_Problem to solve:_ Select the lines of the records containing the word "Axel" and list them.

_Data for processing:_
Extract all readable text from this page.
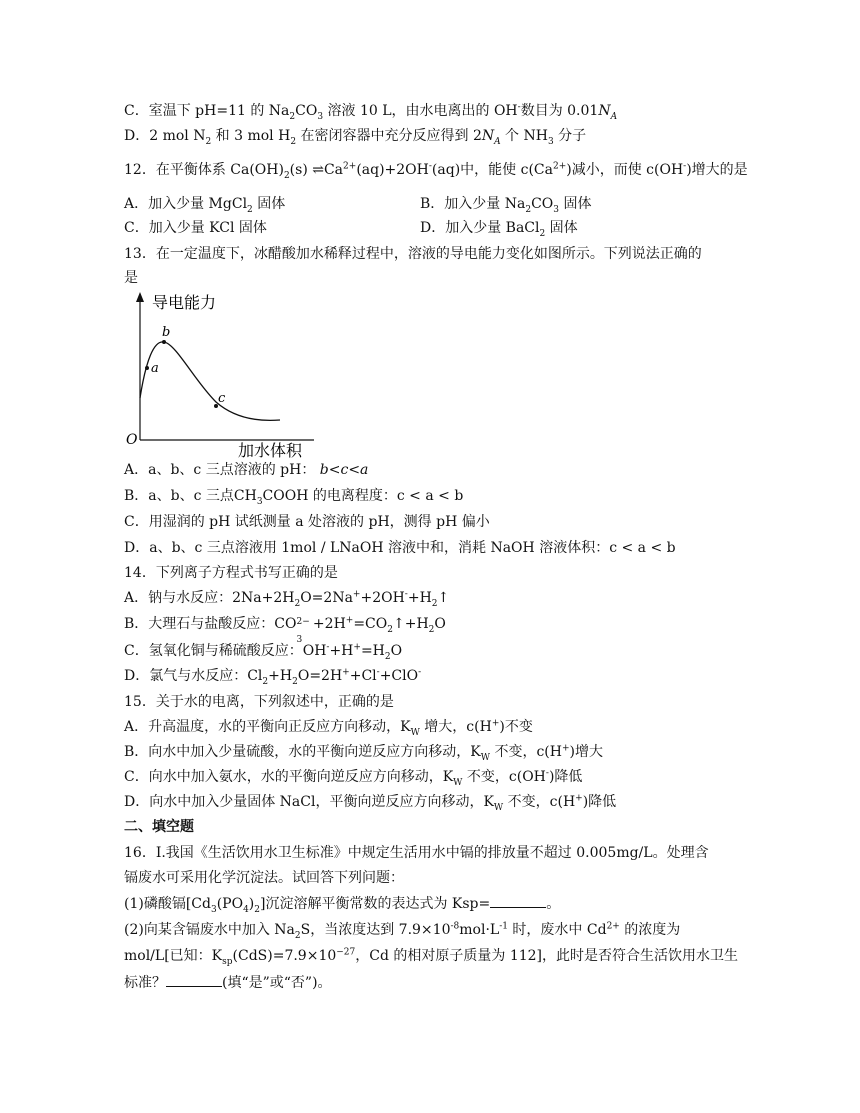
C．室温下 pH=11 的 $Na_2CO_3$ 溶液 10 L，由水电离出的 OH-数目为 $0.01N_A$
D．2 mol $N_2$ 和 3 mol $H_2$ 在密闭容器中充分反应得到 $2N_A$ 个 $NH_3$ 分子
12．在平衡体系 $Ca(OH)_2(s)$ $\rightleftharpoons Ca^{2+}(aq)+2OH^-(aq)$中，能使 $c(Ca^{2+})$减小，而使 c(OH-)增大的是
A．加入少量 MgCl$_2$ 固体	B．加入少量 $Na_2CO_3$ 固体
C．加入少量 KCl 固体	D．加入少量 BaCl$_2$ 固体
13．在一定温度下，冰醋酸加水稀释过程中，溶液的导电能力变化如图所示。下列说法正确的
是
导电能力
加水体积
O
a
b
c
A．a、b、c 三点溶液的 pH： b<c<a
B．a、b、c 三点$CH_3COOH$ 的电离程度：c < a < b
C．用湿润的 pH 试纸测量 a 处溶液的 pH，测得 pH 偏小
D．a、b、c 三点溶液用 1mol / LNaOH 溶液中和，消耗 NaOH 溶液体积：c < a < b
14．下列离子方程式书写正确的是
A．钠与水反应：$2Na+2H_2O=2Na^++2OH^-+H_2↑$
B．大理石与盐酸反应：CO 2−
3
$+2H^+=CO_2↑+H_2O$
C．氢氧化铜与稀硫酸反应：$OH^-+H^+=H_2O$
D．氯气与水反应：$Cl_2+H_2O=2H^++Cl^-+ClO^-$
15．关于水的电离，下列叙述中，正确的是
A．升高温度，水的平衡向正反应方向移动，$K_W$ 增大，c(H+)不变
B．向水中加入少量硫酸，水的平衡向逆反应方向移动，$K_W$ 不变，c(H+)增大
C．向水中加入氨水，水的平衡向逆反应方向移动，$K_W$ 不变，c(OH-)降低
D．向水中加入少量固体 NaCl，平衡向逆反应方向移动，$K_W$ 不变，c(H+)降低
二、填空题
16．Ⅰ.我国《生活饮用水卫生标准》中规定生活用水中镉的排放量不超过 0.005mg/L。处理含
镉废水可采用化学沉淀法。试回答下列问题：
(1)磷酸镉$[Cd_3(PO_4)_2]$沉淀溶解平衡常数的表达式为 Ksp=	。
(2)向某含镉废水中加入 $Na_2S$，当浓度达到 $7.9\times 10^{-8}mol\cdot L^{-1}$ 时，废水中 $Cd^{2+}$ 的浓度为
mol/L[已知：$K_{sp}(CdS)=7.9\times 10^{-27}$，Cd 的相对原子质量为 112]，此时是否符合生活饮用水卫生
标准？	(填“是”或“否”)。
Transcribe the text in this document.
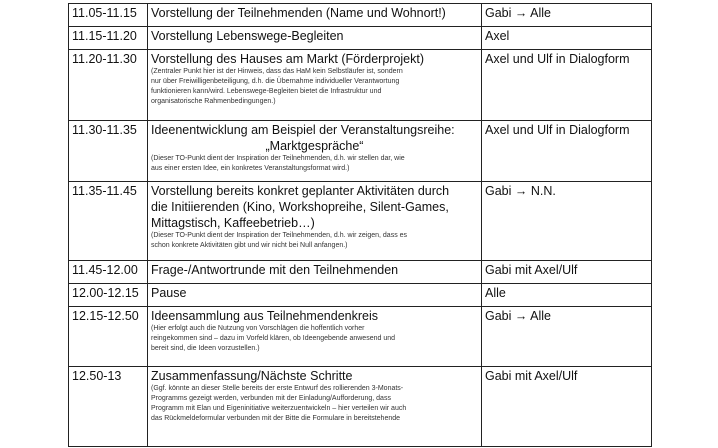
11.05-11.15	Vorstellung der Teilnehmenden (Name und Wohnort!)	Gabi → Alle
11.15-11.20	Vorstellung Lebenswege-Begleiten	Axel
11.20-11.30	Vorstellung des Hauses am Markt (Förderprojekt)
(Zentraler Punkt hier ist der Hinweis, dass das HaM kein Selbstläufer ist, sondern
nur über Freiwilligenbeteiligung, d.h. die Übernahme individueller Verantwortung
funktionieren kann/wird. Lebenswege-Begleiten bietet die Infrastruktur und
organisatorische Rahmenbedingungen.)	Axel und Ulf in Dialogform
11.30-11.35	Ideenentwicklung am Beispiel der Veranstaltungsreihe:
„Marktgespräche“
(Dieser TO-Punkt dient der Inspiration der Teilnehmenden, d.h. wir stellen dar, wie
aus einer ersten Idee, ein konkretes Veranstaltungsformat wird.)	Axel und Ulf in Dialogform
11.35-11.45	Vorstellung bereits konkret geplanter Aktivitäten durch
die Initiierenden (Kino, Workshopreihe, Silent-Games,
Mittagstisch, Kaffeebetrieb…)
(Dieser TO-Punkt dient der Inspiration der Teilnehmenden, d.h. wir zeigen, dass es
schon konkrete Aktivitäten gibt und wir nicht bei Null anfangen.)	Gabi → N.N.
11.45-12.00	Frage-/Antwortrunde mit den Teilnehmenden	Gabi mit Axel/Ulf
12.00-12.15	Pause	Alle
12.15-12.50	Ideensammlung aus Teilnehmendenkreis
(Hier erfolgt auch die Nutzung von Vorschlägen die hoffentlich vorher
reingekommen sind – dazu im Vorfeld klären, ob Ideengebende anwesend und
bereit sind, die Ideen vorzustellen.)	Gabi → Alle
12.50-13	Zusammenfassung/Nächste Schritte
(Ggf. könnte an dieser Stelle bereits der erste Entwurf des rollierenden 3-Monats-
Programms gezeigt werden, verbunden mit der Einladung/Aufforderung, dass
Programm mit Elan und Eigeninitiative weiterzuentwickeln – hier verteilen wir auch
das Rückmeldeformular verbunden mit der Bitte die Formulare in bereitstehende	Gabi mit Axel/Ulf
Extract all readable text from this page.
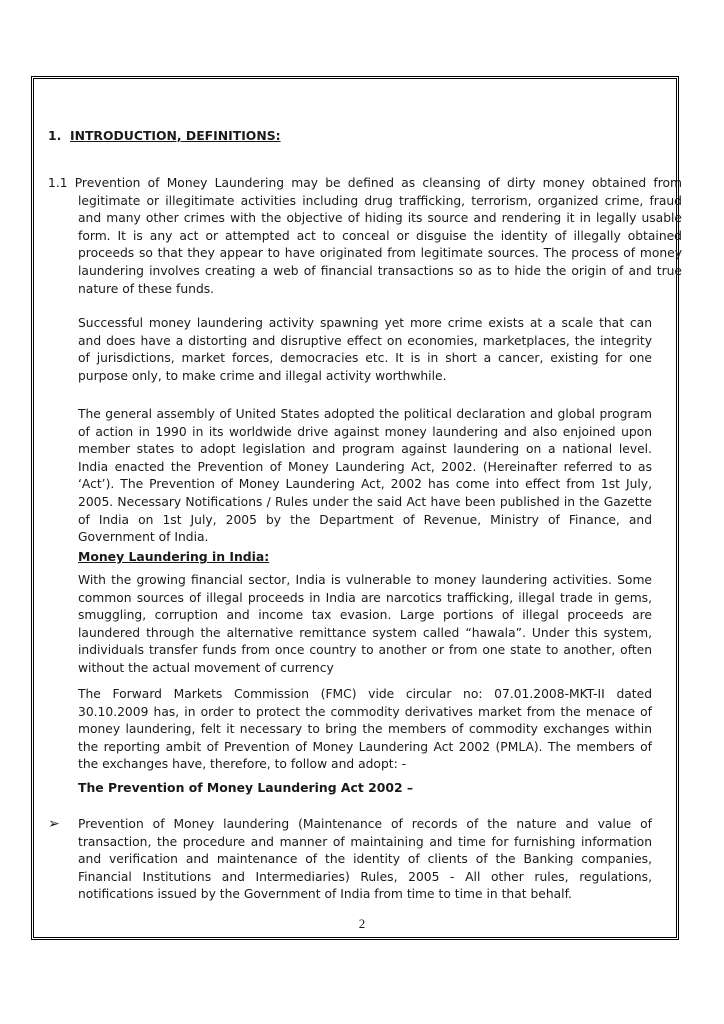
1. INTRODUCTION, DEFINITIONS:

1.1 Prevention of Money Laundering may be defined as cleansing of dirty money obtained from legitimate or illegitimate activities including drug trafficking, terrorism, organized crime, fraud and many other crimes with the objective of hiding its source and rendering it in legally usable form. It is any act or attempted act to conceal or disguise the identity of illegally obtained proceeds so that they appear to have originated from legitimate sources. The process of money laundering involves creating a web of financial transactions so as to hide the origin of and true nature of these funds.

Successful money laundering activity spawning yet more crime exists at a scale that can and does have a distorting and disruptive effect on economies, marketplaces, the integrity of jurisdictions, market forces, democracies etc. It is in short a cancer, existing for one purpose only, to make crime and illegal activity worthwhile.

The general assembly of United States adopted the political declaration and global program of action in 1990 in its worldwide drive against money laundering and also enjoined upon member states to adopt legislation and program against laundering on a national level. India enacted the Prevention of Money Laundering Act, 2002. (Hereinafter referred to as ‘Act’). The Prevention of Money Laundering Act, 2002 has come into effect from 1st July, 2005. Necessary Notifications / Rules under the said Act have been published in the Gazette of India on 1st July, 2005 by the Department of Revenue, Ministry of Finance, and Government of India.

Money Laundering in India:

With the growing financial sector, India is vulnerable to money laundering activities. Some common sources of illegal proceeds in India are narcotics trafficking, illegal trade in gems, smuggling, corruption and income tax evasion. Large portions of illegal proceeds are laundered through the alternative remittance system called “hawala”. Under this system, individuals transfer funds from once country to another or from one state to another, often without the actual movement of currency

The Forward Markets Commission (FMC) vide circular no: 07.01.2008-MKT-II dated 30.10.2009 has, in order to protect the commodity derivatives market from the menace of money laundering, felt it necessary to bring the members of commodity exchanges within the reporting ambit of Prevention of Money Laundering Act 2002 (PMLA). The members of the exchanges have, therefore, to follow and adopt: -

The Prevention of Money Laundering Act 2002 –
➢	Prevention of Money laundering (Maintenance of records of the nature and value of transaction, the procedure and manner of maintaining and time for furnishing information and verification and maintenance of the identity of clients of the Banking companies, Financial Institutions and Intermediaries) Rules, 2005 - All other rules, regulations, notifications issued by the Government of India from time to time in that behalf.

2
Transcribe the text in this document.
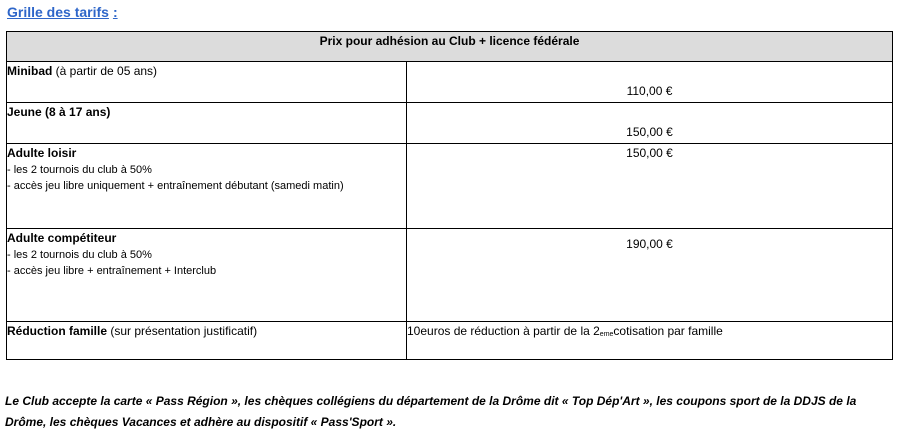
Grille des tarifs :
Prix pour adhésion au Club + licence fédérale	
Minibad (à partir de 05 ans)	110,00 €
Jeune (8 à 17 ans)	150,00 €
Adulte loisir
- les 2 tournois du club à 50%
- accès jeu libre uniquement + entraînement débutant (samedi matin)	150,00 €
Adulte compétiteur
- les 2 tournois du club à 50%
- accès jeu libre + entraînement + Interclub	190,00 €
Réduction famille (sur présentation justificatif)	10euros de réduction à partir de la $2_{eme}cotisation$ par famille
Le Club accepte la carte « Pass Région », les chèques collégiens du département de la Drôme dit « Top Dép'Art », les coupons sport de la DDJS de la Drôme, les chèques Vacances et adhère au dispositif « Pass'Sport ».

_Exercise output:_
11.15-11.20	Vorstellung Lebenswege-Begleiten	Axel
organisatorische Rahmenbedingungen.)	Axel und Ulf in Dialogform
aus einer ersten Idee, ein konkretes Veranstaltungsformat wird.)	Axel und Ulf in Dialogform
11.45-12.00	Frage-/Antwortrunde mit den Teilnehmenden	Gabi mit Axel/Ulf
das Rückmeldeformular verbunden mit der Bitte die Formulare in bereitstehende	Gabi mit Axel/Ulf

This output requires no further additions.